• GOAL:
Return all of the lines below exactly as they are.

• DATA FOR THE TASK:
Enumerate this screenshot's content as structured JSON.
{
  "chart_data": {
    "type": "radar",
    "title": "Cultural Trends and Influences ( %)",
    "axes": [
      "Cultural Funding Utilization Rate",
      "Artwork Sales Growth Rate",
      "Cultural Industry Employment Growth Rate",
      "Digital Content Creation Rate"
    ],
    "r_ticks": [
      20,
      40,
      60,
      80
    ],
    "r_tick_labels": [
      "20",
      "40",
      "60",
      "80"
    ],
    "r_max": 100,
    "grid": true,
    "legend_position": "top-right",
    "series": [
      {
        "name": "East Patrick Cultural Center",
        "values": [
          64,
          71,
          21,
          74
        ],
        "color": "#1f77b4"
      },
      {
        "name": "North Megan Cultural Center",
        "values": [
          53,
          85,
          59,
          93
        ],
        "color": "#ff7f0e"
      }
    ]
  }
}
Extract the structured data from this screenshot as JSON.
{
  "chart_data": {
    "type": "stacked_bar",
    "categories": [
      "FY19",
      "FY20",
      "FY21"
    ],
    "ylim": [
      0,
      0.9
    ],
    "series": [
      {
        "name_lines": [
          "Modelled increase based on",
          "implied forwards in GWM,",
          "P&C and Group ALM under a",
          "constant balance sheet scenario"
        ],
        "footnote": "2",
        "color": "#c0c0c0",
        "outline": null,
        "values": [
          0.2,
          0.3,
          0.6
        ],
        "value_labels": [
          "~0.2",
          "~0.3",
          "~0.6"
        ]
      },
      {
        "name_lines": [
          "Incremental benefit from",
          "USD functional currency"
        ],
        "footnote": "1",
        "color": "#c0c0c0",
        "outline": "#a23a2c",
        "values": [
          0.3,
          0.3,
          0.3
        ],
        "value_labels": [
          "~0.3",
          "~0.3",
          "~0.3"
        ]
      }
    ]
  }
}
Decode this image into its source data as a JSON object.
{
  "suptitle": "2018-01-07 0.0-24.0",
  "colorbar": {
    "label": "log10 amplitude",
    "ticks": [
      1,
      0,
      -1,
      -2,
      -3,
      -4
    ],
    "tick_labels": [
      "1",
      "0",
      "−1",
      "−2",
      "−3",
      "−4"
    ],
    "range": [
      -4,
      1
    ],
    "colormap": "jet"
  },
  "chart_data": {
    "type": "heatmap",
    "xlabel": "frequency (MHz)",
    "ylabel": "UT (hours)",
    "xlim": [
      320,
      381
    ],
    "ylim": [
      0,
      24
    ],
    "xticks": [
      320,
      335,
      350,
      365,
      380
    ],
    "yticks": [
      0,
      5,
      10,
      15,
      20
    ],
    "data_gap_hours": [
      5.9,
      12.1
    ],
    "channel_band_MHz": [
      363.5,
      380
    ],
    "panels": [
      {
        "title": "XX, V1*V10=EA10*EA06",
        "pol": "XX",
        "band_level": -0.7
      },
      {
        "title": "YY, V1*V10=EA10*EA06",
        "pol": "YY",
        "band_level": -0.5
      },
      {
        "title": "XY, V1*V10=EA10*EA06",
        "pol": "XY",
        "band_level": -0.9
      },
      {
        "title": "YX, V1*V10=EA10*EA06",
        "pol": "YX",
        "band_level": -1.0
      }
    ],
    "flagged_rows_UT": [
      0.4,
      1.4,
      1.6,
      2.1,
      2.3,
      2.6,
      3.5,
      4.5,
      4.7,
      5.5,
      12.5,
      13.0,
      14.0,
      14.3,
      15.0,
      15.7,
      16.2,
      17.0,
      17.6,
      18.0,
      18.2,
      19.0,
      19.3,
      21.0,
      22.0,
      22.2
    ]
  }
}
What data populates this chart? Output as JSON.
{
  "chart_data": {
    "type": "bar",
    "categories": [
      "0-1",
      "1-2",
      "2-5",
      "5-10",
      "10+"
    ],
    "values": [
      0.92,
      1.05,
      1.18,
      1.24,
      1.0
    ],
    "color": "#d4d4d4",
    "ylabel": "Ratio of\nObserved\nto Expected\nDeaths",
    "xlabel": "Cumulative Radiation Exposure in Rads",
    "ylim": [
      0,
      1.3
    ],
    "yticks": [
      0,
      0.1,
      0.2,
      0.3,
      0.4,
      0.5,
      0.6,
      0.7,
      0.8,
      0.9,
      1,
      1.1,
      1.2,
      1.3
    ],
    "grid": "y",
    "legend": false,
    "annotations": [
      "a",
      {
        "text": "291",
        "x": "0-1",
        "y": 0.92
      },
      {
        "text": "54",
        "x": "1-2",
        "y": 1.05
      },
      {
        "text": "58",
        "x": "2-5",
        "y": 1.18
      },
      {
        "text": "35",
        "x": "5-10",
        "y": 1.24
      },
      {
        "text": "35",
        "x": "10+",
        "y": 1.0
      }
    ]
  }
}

• OUTPUT BELOW:
Enumerate this screenshot's content as structured JSON.
{
  "chart_data": {
    "type": "radar",
    "title": "Cultural Trends and Influences ( %)",
    "axes": [
      "Cultural Funding Utilization Rate",
      "Artwork Sales Growth Rate",
      "Cultural Industry Employment Growth Rate",
      "Digital Content Creation Rate"
    ],
    "r_ticks": [
      20,
      40,
      60,
      80
    ],
    "r_tick_labels": [
      "20",
      "40",
      "60",
      "80"
    ],
    "r_max": 100,
    "grid": true,
    "legend_position": "top-right",
    "series": [
      {
        "name": "East Patrick Cultural Center",
        "values": [
          64,
          71,
          21,
          74
        ],
        "color": "#1f77b4"
      },
      {
        "name": "North Megan Cultural Center",
        "values": [
          53,
          85,
          59,
          93
        ],
        "color": "#ff7f0e"
      }
    ]
  }
}
Extract the structured data from this screenshot as JSON.
{
  "chart_data": {
    "type": "stacked_bar",
    "categories": [
      "FY19",
      "FY20",
      "FY21"
    ],
    "ylim": [
      0,
      0.9
    ],
    "series": [
      {
        "name_lines": [
          "Modelled increase based on",
          "implied forwards in GWM,",
          "P&C and Group ALM under a",
          "constant balance sheet scenario"
        ],
        "footnote": "2",
        "color": "#c0c0c0",
        "outline": null,
        "values": [
          0.2,
          0.3,
          0.6
        ],
        "value_labels": [
          "~0.2",
          "~0.3",
          "~0.6"
        ]
      },
      {
        "name_lines": [
          "Incremental benefit from",
          "USD functional currency"
        ],
        "footnote": "1",
        "color": "#c0c0c0",
        "outline": "#a23a2c",
        "values": [
          0.3,
          0.3,
          0.3
        ],
        "value_labels": [
          "~0.3",
          "~0.3",
          "~0.3"
        ]
      }
    ]
  }
}
Decode this image into its source data as a JSON object.
{
  "suptitle": "2018-01-07 0.0-24.0",
  "colorbar": {
    "label": "log10 amplitude",
    "ticks": [
      1,
      0,
      -1,
      -2,
      -3,
      -4
    ],
    "tick_labels": [
      "1",
      "0",
      "−1",
      "−2",
      "−3",
      "−4"
    ],
    "range": [
      -4,
      1
    ],
    "colormap": "jet"
  },
  "chart_data": {
    "type": "heatmap",
    "xlabel": "frequency (MHz)",
    "ylabel": "UT (hours)",
    "xlim": [
      320,
      381
    ],
    "ylim": [
      0,
      24
    ],
    "xticks": [
      320,
      335,
      350,
      365,
      380
    ],
    "yticks": [
      0,
      5,
      10,
      15,
      20
    ],
    "data_gap_hours": [
      5.9,
      12.1
    ],
    "channel_band_MHz": [
      363.5,
      380
    ],
    "panels": [
      {
        "title": "XX, V1*V10=EA10*EA06",
        "pol": "XX",
        "band_level": -0.7
      },
      {
        "title": "YY, V1*V10=EA10*EA06",
        "pol": "YY",
        "band_level": -0.5
      },
      {
        "title": "XY, V1*V10=EA10*EA06",
        "pol": "XY",
        "band_level": -0.9
      },
      {
        "title": "YX, V1*V10=EA10*EA06",
        "pol": "YX",
        "band_level": -1.0
      }
    ],
    "flagged_rows_UT": [
      0.4,
      1.4,
      1.6,
      2.1,
      2.3,
      2.6,
      3.5,
      4.5,
      4.7,
      5.5,
      12.5,
      13.0,
      14.0,
      14.3,
      15.0,
      15.7,
      16.2,
      17.0,
      17.6,
      18.0,
      18.2,
      19.0,
      19.3,
      21.0,
      22.0,
      22.2
    ]
  }
}
What data populates this chart? Output as JSON.
{
  "chart_data": {
    "type": "bar",
    "categories": [
      "0-1",
      "1-2",
      "2-5",
      "5-10",
      "10+"
    ],
    "values": [
      0.92,
      1.05,
      1.18,
      1.24,
      1.0
    ],
    "color": "#d4d4d4",
    "ylabel": "Ratio of\nObserved\nto Expected\nDeaths",
    "xlabel": "Cumulative Radiation Exposure in Rads",
    "ylim": [
      0,
      1.3
    ],
    "yticks": [
      0,
      0.1,
      0.2,
      0.3,
      0.4,
      0.5,
      0.6,
      0.7,
      0.8,
      0.9,
      1,
      1.1,
      1.2,
      1.3
    ],
    "grid": "y",
    "legend": false,
    "annotations": [
      "a",
      {
        "text": "291",
        "x": "0-1",
        "y": 0.92
      },
      {
        "text": "54",
        "x": "1-2",
        "y": 1.05
      },
      {
        "text": "58",
        "x": "2-5",
        "y": 1.18
      },
      {
        "text": "35",
        "x": "5-10",
        "y": 1.24
      },
      {
        "text": "35",
        "x": "10+",
        "y": 1.0
      }
    ]
  }
}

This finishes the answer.